Supplied data start

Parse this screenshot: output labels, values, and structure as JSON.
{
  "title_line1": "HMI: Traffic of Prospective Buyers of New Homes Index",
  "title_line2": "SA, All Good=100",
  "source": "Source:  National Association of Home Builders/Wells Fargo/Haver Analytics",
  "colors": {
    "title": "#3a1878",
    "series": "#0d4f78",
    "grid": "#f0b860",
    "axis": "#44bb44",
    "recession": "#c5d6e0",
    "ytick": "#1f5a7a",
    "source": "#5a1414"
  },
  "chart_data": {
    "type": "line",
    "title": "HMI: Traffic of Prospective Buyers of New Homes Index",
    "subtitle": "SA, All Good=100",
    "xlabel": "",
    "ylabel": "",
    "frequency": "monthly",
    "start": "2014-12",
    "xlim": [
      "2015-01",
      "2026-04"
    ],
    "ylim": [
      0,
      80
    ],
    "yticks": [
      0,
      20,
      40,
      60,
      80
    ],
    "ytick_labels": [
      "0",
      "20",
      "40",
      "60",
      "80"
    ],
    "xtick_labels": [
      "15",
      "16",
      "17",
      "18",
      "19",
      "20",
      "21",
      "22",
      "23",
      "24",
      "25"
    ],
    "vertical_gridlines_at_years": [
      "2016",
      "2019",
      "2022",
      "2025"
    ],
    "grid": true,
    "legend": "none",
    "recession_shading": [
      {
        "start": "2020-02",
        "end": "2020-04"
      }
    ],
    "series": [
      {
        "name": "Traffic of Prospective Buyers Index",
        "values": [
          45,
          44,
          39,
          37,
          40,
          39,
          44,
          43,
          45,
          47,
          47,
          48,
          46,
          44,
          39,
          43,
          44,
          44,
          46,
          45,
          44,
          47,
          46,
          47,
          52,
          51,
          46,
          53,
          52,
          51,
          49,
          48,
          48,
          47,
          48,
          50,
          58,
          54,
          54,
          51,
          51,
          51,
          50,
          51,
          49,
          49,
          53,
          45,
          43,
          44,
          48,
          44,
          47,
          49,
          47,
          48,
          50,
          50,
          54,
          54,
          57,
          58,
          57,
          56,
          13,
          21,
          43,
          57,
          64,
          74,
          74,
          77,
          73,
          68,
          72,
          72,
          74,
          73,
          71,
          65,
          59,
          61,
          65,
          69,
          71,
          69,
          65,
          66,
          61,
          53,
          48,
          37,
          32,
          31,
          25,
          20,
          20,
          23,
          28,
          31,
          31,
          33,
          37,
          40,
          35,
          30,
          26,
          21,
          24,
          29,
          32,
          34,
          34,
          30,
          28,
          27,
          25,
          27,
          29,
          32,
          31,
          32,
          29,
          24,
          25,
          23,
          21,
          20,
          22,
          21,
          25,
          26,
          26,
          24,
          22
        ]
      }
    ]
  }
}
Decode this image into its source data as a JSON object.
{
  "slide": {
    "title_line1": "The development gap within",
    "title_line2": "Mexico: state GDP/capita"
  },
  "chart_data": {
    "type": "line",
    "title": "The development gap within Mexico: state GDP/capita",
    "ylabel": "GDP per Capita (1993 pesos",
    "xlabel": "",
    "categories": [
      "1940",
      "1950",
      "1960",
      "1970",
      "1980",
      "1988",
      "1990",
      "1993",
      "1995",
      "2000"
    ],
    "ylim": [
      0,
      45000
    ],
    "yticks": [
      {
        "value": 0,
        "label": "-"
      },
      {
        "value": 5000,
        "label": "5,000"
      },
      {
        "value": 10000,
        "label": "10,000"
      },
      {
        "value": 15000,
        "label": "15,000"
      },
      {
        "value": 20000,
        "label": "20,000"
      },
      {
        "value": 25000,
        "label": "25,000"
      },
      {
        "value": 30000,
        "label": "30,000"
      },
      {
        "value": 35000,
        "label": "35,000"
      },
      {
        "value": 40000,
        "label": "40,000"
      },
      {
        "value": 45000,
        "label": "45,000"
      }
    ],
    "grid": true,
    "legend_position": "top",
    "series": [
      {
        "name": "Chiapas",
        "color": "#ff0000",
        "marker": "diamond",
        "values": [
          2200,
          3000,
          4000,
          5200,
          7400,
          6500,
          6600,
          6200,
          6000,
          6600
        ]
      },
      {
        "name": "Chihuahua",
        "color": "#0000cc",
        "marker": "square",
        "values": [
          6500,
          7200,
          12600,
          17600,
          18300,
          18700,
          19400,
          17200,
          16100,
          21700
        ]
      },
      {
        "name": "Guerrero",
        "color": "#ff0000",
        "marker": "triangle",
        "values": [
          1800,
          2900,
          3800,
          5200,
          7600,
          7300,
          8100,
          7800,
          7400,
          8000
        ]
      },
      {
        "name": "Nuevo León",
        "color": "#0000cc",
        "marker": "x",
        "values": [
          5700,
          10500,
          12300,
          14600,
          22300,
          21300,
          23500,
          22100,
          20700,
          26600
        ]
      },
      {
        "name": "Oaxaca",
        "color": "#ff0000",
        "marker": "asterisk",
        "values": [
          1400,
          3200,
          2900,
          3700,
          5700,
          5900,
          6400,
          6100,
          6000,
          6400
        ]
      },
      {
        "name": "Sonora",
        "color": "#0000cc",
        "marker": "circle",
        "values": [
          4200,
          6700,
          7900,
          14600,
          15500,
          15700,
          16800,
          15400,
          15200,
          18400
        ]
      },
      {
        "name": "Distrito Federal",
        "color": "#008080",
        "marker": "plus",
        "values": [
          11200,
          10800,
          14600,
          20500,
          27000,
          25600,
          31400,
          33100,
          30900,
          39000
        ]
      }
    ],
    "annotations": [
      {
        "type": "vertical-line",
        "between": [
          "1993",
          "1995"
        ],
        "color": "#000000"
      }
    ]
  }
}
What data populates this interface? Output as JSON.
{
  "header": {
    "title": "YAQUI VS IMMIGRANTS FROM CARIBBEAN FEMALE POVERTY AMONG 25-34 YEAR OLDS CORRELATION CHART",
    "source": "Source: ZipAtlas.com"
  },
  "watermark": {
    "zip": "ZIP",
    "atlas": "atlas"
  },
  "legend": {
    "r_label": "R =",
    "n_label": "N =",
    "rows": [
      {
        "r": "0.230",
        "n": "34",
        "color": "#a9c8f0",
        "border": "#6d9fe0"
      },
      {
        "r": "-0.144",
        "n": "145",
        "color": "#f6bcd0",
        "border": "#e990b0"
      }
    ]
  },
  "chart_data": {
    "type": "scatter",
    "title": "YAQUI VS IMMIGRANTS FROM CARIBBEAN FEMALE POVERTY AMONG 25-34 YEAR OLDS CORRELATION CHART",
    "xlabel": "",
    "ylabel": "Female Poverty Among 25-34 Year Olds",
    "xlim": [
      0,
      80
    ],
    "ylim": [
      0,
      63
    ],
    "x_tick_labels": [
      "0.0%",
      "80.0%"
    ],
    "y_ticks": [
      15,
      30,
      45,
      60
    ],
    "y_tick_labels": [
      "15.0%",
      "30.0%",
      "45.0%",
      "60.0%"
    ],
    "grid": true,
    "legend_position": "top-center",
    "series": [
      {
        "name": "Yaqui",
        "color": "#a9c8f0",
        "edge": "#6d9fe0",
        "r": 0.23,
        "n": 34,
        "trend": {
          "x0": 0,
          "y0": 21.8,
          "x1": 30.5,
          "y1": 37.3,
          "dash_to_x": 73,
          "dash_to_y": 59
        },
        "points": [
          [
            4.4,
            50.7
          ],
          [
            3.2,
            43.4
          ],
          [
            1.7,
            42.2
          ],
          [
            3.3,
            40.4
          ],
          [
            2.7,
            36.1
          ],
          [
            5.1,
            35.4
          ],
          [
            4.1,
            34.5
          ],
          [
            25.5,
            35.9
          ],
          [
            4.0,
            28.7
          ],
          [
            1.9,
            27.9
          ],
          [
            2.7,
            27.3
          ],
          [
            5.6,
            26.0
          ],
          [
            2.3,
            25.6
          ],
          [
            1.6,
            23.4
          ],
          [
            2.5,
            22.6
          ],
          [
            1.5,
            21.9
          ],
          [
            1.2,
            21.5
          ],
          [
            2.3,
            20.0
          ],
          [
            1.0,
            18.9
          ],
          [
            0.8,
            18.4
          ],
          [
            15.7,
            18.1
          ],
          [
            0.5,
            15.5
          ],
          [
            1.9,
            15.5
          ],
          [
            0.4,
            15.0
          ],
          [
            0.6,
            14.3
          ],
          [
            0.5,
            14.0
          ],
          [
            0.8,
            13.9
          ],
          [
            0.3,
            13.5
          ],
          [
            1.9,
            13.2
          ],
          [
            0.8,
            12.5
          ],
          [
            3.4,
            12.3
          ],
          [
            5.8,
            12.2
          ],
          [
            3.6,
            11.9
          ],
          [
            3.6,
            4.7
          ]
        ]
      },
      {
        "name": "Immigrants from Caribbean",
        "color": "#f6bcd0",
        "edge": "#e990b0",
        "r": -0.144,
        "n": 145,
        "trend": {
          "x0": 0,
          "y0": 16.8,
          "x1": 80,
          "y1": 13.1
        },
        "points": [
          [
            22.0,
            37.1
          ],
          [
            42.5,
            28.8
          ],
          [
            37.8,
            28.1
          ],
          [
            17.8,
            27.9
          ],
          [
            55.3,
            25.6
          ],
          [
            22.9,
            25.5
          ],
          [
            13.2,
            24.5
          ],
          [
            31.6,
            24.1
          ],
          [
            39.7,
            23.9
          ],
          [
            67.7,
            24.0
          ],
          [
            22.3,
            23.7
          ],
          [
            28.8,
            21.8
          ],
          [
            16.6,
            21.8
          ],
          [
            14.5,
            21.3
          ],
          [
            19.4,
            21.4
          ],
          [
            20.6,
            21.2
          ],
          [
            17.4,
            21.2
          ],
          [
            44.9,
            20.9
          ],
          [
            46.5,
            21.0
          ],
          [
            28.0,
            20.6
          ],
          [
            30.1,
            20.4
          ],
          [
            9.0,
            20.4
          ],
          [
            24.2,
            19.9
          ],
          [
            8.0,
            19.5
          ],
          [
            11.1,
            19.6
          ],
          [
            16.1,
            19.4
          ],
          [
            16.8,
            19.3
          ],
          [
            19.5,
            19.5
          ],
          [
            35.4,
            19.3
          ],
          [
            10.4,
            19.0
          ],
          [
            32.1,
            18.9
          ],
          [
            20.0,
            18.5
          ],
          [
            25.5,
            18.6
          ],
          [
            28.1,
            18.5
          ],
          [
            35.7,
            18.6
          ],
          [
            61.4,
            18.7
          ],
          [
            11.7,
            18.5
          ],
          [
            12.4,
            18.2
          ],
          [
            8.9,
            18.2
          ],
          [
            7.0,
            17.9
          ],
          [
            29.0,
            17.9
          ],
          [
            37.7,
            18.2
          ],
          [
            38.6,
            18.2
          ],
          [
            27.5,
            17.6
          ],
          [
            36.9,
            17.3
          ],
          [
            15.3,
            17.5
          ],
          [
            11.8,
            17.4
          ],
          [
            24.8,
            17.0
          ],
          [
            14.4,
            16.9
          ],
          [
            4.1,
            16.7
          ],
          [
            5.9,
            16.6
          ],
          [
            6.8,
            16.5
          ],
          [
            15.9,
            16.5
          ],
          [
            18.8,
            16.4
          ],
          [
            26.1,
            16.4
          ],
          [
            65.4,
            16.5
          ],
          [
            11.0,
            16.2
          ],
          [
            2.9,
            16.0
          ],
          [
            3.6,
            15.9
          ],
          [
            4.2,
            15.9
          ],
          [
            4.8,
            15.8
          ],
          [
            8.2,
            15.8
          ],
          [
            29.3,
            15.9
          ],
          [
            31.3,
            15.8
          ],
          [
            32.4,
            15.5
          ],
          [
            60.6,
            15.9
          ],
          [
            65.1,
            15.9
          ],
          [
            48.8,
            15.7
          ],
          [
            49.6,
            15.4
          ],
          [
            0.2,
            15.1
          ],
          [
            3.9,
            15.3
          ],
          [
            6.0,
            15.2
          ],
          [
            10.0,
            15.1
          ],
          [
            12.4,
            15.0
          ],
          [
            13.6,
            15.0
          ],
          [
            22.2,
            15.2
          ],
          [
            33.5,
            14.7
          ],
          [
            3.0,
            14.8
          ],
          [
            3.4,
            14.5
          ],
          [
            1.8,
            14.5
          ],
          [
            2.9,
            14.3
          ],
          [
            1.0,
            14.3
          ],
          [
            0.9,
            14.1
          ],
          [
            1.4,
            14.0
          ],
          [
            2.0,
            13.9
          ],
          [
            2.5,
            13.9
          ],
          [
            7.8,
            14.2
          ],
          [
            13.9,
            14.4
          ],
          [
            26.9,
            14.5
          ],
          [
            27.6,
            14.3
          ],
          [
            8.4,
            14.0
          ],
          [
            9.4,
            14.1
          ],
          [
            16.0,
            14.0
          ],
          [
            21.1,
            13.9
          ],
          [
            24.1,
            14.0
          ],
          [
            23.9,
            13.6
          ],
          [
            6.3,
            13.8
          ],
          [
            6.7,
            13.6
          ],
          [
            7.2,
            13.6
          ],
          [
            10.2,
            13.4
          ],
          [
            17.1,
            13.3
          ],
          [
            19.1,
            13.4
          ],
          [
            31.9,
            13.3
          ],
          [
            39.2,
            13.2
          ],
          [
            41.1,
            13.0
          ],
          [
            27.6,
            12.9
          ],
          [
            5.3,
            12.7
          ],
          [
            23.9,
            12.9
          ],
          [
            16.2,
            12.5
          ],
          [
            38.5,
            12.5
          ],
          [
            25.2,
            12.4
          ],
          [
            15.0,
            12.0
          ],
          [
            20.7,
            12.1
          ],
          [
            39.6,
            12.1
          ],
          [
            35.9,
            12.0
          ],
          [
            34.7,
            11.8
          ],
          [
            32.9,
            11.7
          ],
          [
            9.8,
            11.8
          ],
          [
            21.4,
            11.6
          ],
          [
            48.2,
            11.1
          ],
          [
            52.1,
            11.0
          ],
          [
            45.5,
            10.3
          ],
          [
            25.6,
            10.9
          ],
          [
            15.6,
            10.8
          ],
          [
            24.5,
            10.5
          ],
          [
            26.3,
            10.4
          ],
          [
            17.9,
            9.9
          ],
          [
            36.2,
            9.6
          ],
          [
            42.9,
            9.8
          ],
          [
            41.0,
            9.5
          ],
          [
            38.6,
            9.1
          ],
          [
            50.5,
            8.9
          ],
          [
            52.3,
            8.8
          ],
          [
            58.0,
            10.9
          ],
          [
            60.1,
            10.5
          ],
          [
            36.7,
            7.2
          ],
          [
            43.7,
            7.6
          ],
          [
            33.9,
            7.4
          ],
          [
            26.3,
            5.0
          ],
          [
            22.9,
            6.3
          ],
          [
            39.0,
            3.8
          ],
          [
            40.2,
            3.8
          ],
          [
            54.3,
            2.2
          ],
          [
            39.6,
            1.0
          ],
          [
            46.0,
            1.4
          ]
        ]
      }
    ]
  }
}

Supplied data end

Pick out each line containing "Index" and report it.

▶ _Answer to this exercise_:
  "title_line1": "HMI: Traffic of Prospective Buyers of New Homes Index",
    "title": "HMI: Traffic of Prospective Buyers of New Homes Index",
        "name": "Traffic of Prospective Buyers Index",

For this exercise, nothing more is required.